____ Data for processing
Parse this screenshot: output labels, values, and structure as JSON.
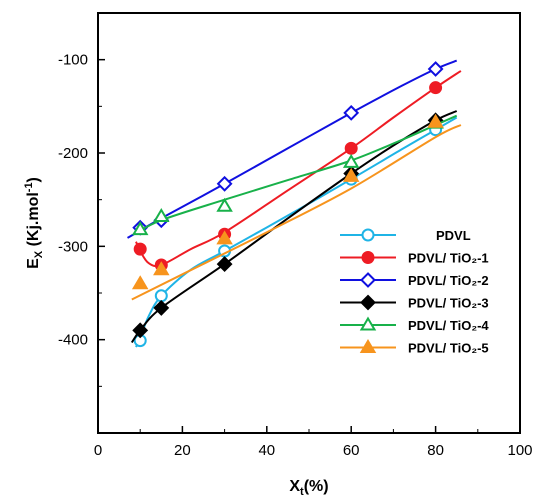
{
  "chart_data": {
    "type": "scatter",
    "xlabel": {
      "main": "X",
      "sub": "t",
      "rest": "(%)"
    },
    "ylabel": {
      "main": "E",
      "sub": "X",
      "rest": " (Kj.mol",
      "sup": "-1",
      "end": ")"
    },
    "xlim": [
      0,
      100
    ],
    "ylim": [
      -500,
      -50
    ],
    "xticks": [
      0,
      20,
      40,
      60,
      80,
      100
    ],
    "yticks": [
      -100,
      -200,
      -300,
      -400
    ],
    "grid": false,
    "legend_position": "right",
    "series": [
      {
        "name": "PDVL",
        "color": "#1fb4e6",
        "marker": "circle-open",
        "x": [
          10,
          15,
          30,
          60,
          80
        ],
        "y": [
          -401,
          -353,
          -305,
          -228,
          -175
        ],
        "curve": [
          [
            9,
            -408
          ],
          [
            10,
            -398
          ],
          [
            12,
            -375
          ],
          [
            15,
            -353
          ],
          [
            22,
            -325
          ],
          [
            30,
            -305
          ],
          [
            45,
            -267
          ],
          [
            60,
            -228
          ],
          [
            72,
            -196
          ],
          [
            80,
            -175
          ],
          [
            85,
            -162
          ]
        ]
      },
      {
        "name": "PDVL/ TiO₂-1",
        "color": "#ee1c24",
        "marker": "circle-filled",
        "x": [
          10,
          15,
          30,
          60,
          80
        ],
        "y": [
          -303,
          -320,
          -287,
          -195,
          -130
        ],
        "curve": [
          [
            9,
            -295
          ],
          [
            10,
            -305
          ],
          [
            12,
            -318
          ],
          [
            15,
            -320
          ],
          [
            22,
            -303
          ],
          [
            30,
            -285
          ],
          [
            45,
            -240
          ],
          [
            60,
            -195
          ],
          [
            70,
            -162
          ],
          [
            80,
            -130
          ],
          [
            86,
            -112
          ]
        ]
      },
      {
        "name": "PDVL/ TiO₂-2",
        "color": "#1010e0",
        "marker": "diamond-open",
        "x": [
          10,
          15,
          30,
          60,
          80
        ],
        "y": [
          -280,
          -272,
          -233,
          -157,
          -110
        ],
        "curve": [
          [
            7,
            -291
          ],
          [
            15,
            -270
          ],
          [
            30,
            -233
          ],
          [
            45,
            -195
          ],
          [
            60,
            -157
          ],
          [
            72,
            -128
          ],
          [
            80,
            -110
          ],
          [
            85,
            -101
          ]
        ]
      },
      {
        "name": "PDVL/ TiO₂-3",
        "color": "#000000",
        "marker": "diamond-filled",
        "x": [
          10,
          15,
          30,
          60,
          80
        ],
        "y": [
          -390,
          -366,
          -319,
          -222,
          -165
        ],
        "curve": [
          [
            8,
            -403
          ],
          [
            10,
            -390
          ],
          [
            15,
            -366
          ],
          [
            30,
            -319
          ],
          [
            45,
            -270
          ],
          [
            60,
            -222
          ],
          [
            70,
            -192
          ],
          [
            80,
            -165
          ],
          [
            85,
            -155
          ]
        ]
      },
      {
        "name": "PDVL/ TiO₂-4",
        "color": "#18b14a",
        "marker": "triangle-open",
        "x": [
          10,
          15,
          30,
          60,
          80
        ],
        "y": [
          -282,
          -268,
          -257,
          -210,
          -168
        ],
        "curve": [
          [
            9,
            -286
          ],
          [
            15,
            -272
          ],
          [
            30,
            -250
          ],
          [
            45,
            -229
          ],
          [
            60,
            -208
          ],
          [
            72,
            -186
          ],
          [
            80,
            -170
          ],
          [
            85,
            -160
          ]
        ]
      },
      {
        "name": "PDVL/ TiO₂-5",
        "color": "#f7941d",
        "marker": "triangle-filled",
        "x": [
          10,
          15,
          30,
          60,
          80
        ],
        "y": [
          -340,
          -325,
          -292,
          -225,
          -167
        ],
        "curve": [
          [
            8,
            -357
          ],
          [
            20,
            -330
          ],
          [
            40,
            -285
          ],
          [
            60,
            -238
          ],
          [
            80,
            -183
          ],
          [
            86,
            -170
          ]
        ]
      }
    ]
  }
}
________
**What to work on:**
Leaving out the pictures, repeat the data above exactly.

**Exercise solution:**
Parse this screenshot: output labels, values, and structure as JSON.
{
  "chart_data": {
    "type": "scatter",
    "xlabel": {
      "main": "X",
      "sub": "t",
      "rest": "(%)"
    },
    "ylabel": {
      "main": "E",
      "sub": "X",
      "rest": " (Kj.mol",
      "sup": "-1",
      "end": ")"
    },
    "xlim": [
      0,
      100
    ],
    "ylim": [
      -500,
      -50
    ],
    "xticks": [
      0,
      20,
      40,
      60,
      80,
      100
    ],
    "yticks": [
      -100,
      -200,
      -300,
      -400
    ],
    "grid": false,
    "legend_position": "right",
    "series": [
      {
        "name": "PDVL",
        "color": "#1fb4e6",
        "marker": "circle-open",
        "x": [
          10,
          15,
          30,
          60,
          80
        ],
        "y": [
          -401,
          -353,
          -305,
          -228,
          -175
        ],
        "curve": [
          [
            9,
            -408
          ],
          [
            10,
            -398
          ],
          [
            12,
            -375
          ],
          [
            15,
            -353
          ],
          [
            22,
            -325
          ],
          [
            30,
            -305
          ],
          [
            45,
            -267
          ],
          [
            60,
            -228
          ],
          [
            72,
            -196
          ],
          [
            80,
            -175
          ],
          [
            85,
            -162
          ]
        ]
      },
      {
        "name": "PDVL/ TiO₂-1",
        "color": "#ee1c24",
        "marker": "circle-filled",
        "x": [
          10,
          15,
          30,
          60,
          80
        ],
        "y": [
          -303,
          -320,
          -287,
          -195,
          -130
        ],
        "curve": [
          [
            9,
            -295
          ],
          [
            10,
            -305
          ],
          [
            12,
            -318
          ],
          [
            15,
            -320
          ],
          [
            22,
            -303
          ],
          [
            30,
            -285
          ],
          [
            45,
            -240
          ],
          [
            60,
            -195
          ],
          [
            70,
            -162
          ],
          [
            80,
            -130
          ],
          [
            86,
            -112
          ]
        ]
      },
      {
        "name": "PDVL/ TiO₂-2",
        "color": "#1010e0",
        "marker": "diamond-open",
        "x": [
          10,
          15,
          30,
          60,
          80
        ],
        "y": [
          -280,
          -272,
          -233,
          -157,
          -110
        ],
        "curve": [
          [
            7,
            -291
          ],
          [
            15,
            -270
          ],
          [
            30,
            -233
          ],
          [
            45,
            -195
          ],
          [
            60,
            -157
          ],
          [
            72,
            -128
          ],
          [
            80,
            -110
          ],
          [
            85,
            -101
          ]
        ]
      },
      {
        "name": "PDVL/ TiO₂-3",
        "color": "#000000",
        "marker": "diamond-filled",
        "x": [
          10,
          15,
          30,
          60,
          80
        ],
        "y": [
          -390,
          -366,
          -319,
          -222,
          -165
        ],
        "curve": [
          [
            8,
            -403
          ],
          [
            10,
            -390
          ],
          [
            15,
            -366
          ],
          [
            30,
            -319
          ],
          [
            45,
            -270
          ],
          [
            60,
            -222
          ],
          [
            70,
            -192
          ],
          [
            80,
            -165
          ],
          [
            85,
            -155
          ]
        ]
      },
      {
        "name": "PDVL/ TiO₂-4",
        "color": "#18b14a",
        "marker": "triangle-open",
        "x": [
          10,
          15,
          30,
          60,
          80
        ],
        "y": [
          -282,
          -268,
          -257,
          -210,
          -168
        ],
        "curve": [
          [
            9,
            -286
          ],
          [
            15,
            -272
          ],
          [
            30,
            -250
          ],
          [
            45,
            -229
          ],
          [
            60,
            -208
          ],
          [
            72,
            -186
          ],
          [
            80,
            -170
          ],
          [
            85,
            -160
          ]
        ]
      },
      {
        "name": "PDVL/ TiO₂-5",
        "color": "#f7941d",
        "marker": "triangle-filled",
        "x": [
          10,
          15,
          30,
          60,
          80
        ],
        "y": [
          -340,
          -325,
          -292,
          -225,
          -167
        ],
        "curve": [
          [
            8,
            -357
          ],
          [
            20,
            -330
          ],
          [
            40,
            -285
          ],
          [
            60,
            -238
          ],
          [
            80,
            -183
          ],
          [
            86,
            -170
          ]
        ]
      }
    ]
  }
}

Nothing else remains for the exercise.